設問:
[1] Solidityに関するテキストの内容を2文で要約してください。
[2] Solidityに関するテキストの「- ネットワークの混雑対策や維持」から「してもコストが高くなります。」まで（両端を含む）を、「ノード」を「コンピュータ」に置き換えて書き直してください。

--- 学習テキスト ---

このコードだとonlyOwnerは最初オーナーだけが関数を実行できるかチェックし、_;
に辿り着いたらrenounceOwnership関数に戻ってコードを実行するようになります。
// modifierの定義 modifier onlyOwner() { _checkOwner(); // ここで関数の本体を実行 _; } // onlyOwnerを適用 function renounceOwnership() public virtual onlyOwner { // オーナーだけが実行できる }
時間の単位
Solidityには、block.timestamap
変数があり、現在のunixタイムスタンプ(1970年1月1日から経過した秒数)を返します。ブロックチェーンの性質上、完全に正確というわけではないため数秒の誤差は許容する必要があります。
※ v0.7.0まではblock.timestamp
ではなく現在の時間はnow
変数で取得していましたがnow
という名前がその値の意味や制限を誤解を招くということで非推奨となり使えなくなっています。(参照)
また seconds
、 minutes
、 hours
、 days
、weeks
という時間を扱いやすくするためのエイリアスも用意されています。
これらのエイリアスは以下の通りです。
seconds
: 1秒 (基本単位)
minutes
: 60秒
hours
: 3,600秒 (60分)
days
: 86,400秒 (24時間)
weeks
: 604,800秒 (7日)
注意点として、 years
はうるう年の複雑さのためにv0.5.0で削除されていたり(参照)、小数点は使うことができないです。(1.5 hoursという書き方はできないということです)
ガス代についてさらに詳しく
なぜSolidityがガス代を必要なのか
Solidityにはガス代という関数を実行するための手数料がかかるというのはここまで何回か説明してきましたが、実際なぜSolidityがガス代を必要とするのでしょうか?
理由はイーサリアムの計算リソースは有限だからです**。**イーサリアムのブロックチェーンは世界中のノード(コンピュータ)によって分散管理されています。スマートコントラクトを実行すると、各ノードが計算を実行する必要があるため、リソースが消費されます。
そこでガス代の役割としては、
- 不要な計算の実行を防ぐ(スパム対策)
- ネットワークの混雑対策や維持
- セキュリティの維持
になります。
どういった処理にガス代がかかるのか
Solidityでは処理内容によってガス代の消費量が大きく変わります。特にストレージへの書き換え処理はガス代が多くかかります。
なぜかというと、データを書き込んだり、変更するたびに、それがすべてブロックチェーンに永久に書き込まれるからです。世界中の何千個というノードがすべてそのデータをハードドライブに書き込む必要があり、そのデータ容量はブロックチェーンが成長すればするほど大きくなるためどうしてもコストが高くなります。
ストレージのガス代を節約する方法
- ストレージの更新回数を減らす
Solidity では、storage
の代わりに memory
を使うことで、ガス代を節約 できます。
ガス代が高くなってしまう例
このコードでは2回ストレージに更新を行っています。

--- データ ---

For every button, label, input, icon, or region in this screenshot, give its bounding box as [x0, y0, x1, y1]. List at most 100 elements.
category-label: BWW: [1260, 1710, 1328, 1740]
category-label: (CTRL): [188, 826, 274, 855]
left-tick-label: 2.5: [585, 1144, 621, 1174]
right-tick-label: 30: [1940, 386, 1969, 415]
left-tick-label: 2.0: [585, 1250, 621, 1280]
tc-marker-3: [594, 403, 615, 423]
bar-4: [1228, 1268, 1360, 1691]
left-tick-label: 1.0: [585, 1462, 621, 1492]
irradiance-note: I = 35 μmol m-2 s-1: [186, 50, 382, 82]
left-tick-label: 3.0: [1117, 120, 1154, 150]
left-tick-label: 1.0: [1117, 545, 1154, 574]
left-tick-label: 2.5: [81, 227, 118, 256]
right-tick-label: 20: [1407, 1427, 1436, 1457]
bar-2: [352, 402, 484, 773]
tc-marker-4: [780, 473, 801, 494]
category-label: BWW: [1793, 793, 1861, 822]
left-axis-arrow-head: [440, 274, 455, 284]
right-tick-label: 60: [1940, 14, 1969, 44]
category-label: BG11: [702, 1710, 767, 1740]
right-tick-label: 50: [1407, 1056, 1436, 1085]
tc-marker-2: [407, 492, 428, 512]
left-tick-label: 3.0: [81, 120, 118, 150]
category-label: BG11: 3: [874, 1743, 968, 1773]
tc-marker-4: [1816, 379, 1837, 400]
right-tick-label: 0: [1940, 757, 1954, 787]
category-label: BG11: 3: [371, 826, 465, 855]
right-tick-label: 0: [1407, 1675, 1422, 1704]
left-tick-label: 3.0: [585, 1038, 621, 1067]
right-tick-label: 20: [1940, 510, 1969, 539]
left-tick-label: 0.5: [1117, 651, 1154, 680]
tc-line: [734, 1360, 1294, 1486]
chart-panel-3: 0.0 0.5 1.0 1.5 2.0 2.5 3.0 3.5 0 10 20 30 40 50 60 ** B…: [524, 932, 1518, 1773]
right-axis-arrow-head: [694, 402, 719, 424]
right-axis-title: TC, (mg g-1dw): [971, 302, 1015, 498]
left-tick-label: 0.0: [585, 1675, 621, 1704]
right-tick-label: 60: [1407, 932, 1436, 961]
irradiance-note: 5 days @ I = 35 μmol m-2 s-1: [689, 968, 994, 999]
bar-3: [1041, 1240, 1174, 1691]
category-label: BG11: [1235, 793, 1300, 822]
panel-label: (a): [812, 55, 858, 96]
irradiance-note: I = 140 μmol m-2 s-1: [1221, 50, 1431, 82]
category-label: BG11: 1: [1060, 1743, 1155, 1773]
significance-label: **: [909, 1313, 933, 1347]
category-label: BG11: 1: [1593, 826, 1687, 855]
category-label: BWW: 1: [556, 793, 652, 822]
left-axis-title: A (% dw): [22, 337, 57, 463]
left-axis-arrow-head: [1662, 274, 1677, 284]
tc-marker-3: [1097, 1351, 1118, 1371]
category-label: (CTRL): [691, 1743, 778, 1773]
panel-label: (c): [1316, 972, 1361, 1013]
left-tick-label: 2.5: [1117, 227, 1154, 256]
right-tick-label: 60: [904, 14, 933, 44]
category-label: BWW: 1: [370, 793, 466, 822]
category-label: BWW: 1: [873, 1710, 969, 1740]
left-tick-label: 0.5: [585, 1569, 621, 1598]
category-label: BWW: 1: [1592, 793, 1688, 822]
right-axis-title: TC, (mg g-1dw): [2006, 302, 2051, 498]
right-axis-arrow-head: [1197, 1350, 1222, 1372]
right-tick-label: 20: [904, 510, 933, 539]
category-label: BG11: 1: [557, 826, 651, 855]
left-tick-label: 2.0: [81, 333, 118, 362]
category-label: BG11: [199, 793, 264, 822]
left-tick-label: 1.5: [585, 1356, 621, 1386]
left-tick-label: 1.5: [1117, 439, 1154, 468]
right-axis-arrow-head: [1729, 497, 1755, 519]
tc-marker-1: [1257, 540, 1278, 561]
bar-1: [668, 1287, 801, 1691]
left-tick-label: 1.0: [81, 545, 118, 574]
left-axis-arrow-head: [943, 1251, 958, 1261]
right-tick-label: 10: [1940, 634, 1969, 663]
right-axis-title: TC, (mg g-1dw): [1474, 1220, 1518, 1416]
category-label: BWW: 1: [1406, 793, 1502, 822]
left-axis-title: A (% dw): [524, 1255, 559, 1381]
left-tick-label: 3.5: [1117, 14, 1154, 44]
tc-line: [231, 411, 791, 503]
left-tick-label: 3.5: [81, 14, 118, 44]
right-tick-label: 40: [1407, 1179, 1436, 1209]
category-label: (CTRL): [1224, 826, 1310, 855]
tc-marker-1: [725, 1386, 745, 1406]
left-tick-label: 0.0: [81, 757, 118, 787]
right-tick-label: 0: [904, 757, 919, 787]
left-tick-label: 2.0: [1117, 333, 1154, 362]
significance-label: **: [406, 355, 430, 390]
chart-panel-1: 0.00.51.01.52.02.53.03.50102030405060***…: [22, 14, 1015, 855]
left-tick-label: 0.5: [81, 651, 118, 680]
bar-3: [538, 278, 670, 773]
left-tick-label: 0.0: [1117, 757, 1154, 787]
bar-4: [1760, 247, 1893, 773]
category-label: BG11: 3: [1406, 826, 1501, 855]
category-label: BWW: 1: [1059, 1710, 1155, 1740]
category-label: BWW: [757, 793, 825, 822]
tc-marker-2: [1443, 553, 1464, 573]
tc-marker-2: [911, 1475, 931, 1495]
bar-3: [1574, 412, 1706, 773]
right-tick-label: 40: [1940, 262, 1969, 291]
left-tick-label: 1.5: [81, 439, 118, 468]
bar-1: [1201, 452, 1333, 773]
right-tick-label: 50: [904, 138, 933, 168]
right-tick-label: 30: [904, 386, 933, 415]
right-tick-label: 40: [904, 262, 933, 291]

---

解答:
[1] Solidityではblock.timestampで現在のunixタイムスタンプを取得でき、時間を扱いやすくするためにseconds、minutes、hours、days、weeksというエイリアスも用意されている。ガス代が必要なのはイーサリアムの計算リソースが有限だからであり、特にストレージへの書き換え処理に多くかかるため、ストレージの更新回数を減らすことやstorageの代わりにmemoryを使うことで節約できる。

[2]
- ネットワークの混雑対策や維持
- セキュリティの維持
になります。
どういった処理にガス代がかかるのか
Solidityでは処理内容によってガス代の消費量が大きく変わります。特にストレージへの書き換え処理はガス代が多くかかります。
なぜかというと、データを書き込んだり、変更するたびに、それがすべてブロックチェーンに永久に書き込まれるからです。世界中の何千個というコンピュータがすべてそのデータをハードドライブに書き込む必要があり、そのデータ容量はブロックチェーンが成長すればするほど大きくなるためどうしてもコストが高くなります。